**Brief:**
Copy out every record below, word for word.

▼

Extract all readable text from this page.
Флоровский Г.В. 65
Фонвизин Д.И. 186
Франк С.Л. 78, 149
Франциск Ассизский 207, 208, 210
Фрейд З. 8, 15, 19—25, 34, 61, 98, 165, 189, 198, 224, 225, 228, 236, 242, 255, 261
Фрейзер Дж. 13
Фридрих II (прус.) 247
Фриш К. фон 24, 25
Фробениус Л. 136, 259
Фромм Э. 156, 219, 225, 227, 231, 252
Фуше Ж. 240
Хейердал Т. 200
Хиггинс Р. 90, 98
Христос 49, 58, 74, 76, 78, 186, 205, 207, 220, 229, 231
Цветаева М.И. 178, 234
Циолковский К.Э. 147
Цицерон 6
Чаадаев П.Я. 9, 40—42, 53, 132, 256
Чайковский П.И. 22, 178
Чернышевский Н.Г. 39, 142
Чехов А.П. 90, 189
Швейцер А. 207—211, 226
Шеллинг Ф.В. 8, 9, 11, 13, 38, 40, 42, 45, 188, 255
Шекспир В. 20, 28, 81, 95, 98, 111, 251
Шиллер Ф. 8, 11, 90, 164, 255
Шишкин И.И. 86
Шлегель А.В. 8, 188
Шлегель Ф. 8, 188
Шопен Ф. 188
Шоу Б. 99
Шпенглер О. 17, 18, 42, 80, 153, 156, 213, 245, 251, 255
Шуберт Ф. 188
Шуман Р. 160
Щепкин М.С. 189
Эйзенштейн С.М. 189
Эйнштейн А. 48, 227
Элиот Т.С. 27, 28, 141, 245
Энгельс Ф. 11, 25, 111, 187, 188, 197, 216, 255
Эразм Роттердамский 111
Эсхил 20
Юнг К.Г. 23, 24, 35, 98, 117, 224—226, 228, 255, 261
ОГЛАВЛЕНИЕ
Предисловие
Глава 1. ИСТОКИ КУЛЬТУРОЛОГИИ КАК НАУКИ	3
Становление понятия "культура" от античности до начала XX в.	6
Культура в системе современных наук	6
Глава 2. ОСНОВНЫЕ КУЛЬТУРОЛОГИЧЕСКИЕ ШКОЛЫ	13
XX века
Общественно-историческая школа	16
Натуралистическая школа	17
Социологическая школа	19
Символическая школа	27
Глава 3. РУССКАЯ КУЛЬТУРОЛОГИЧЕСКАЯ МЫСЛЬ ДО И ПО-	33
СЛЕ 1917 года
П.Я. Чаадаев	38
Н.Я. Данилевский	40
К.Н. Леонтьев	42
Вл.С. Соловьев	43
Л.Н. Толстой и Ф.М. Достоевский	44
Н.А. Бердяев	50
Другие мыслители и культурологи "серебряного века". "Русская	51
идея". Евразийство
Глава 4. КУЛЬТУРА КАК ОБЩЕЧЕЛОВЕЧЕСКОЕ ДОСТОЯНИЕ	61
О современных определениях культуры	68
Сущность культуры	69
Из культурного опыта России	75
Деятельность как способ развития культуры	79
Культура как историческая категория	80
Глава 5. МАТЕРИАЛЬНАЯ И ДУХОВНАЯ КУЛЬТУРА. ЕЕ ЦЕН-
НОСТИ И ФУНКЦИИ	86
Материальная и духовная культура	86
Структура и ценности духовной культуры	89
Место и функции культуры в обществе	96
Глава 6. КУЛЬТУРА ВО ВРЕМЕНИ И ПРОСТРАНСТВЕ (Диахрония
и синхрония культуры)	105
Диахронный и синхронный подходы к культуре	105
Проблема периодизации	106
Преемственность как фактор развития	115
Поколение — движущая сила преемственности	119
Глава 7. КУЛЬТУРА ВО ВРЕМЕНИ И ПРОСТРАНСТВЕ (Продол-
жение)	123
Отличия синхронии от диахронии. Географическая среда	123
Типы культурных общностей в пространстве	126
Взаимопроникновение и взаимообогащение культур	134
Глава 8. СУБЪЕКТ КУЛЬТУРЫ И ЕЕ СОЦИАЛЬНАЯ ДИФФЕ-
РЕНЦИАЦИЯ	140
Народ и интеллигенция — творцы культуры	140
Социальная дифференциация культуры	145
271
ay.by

▲

**Answer to this task:**
Extract all readable text from this page.
Флоровский Г.В. 65
Фонвизин Д.И. 186
Франк С.Л. 78, 149
Франциск Ассизский 207, 208, 210
Фрейд З. 8, 15, 19—25, 34, 61, 98, 165, 189, 198, 224, 225, 228, 236, 242, 255, 261
Фрейзер Дж. 13
Фридрих II (прус.) 247
Фриш К. фон 24, 25
Фробениус Л. 136, 259
Фромм Э. 156, 219, 225, 227, 231, 252
Фуше Ж. 240
Хейердал Т. 200
Хиггинс Р. 90, 98
Христос 49, 58, 74, 76, 78, 186, 205, 207, 220, 229, 231
Цветаева М.И. 178, 234
Циолковский К.Э. 147
Цицерон 6
Чаадаев П.Я. 9, 40—42, 53, 132, 256
Чайковский П.И. 22, 178
Чернышевский Н.Г. 39, 142
Чехов А.П. 90, 189
Швейцер А. 207—211, 226
Шеллинг Ф.В. 8, 9, 11, 13, 38, 40, 42, 45, 188, 255
Шекспир В. 20, 28, 81, 95, 98, 111, 251
Шиллер Ф. 8, 11, 90, 164, 255
Шишкин И.И. 86
Шлегель А.В. 8, 188
Шлегель Ф. 8, 188
Шопен Ф. 188
Шоу Б. 99
Шпенглер О. 17, 18, 42, 80, 153, 156, 213, 245, 251, 255
Шуберт Ф. 188
Шуман Р. 160
Щепкин М.С. 189
Эйзенштейн С.М. 189
Эйнштейн А. 48, 227
Элиот Т.С. 27, 28, 141, 245
Энгельс Ф. 11, 25, 111, 187, 188, 197, 216, 255
Эразм Роттердамский 111
Эсхил 20
Юнг К.Г. 23, 24, 35, 98, 117, 224—226, 228, 255, 261
ОГЛАВЛЕНИЕ
Предисловие
Глава 1. ИСТОКИ КУЛЬТУРОЛОГИИ КАК НАУКИ	3
Становление понятия "культура" от античности до начала XX в.	6
Культура в системе современных наук	6
Глава 2. ОСНОВНЫЕ КУЛЬТУРОЛОГИЧЕСКИЕ ШКОЛЫ	13
XX века
Общественно-историческая школа	16
Натуралистическая школа	17
Социологическая школа	19
Символическая школа	27
Глава 3. РУССКАЯ КУЛЬТУРОЛОГИЧЕСКАЯ МЫСЛЬ ДО И ПО-	33
СЛЕ 1917 года
П.Я. Чаадаев	38
Н.Я. Данилевский	40
К.Н. Леонтьев	42
Вл.С. Соловьев	43
Л.Н. Толстой и Ф.М. Достоевский	44
Н.А. Бердяев	50
Другие мыслители и культурологи "серебряного века". "Русская	51
идея". Евразийство
Глава 4. КУЛЬТУРА КАК ОБЩЕЧЕЛОВЕЧЕСКОЕ ДОСТОЯНИЕ	61
О современных определениях культуры	68
Сущность культуры	69
Из культурного опыта России	75
Деятельность как способ развития культуры	79
Культура как историческая категория	80
Глава 5. МАТЕРИАЛЬНАЯ И ДУХОВНАЯ КУЛЬТУРА. ЕЕ ЦЕН-
НОСТИ И ФУНКЦИИ	86
Материальная и духовная культура	86
Структура и ценности духовной культуры	89
Место и функции культуры в обществе	96
Глава 6. КУЛЬТУРА ВО ВРЕМЕНИ И ПРОСТРАНСТВЕ (Диахрония
и синхрония культуры)	105
Диахронный и синхронный подходы к культуре	105
Проблема периодизации	106
Преемственность как фактор развития	115
Поколение — движущая сила преемственности	119
Глава 7. КУЛЬТУРА ВО ВРЕМЕНИ И ПРОСТРАНСТВЕ (Продол-
жение)	123
Отличия синхронии от диахронии. Географическая среда	123
Типы культурных общностей в пространстве	126
Взаимопроникновение и взаимообогащение культур	134
Глава 8. СУБЪЕКТ КУЛЬТУРЫ И ЕЕ СОЦИАЛЬНАЯ ДИФФЕ-
РЕНЦИАЦИЯ	140
Народ и интеллигенция — творцы культуры	140
Социальная дифференциация культуры	145
271
ay.by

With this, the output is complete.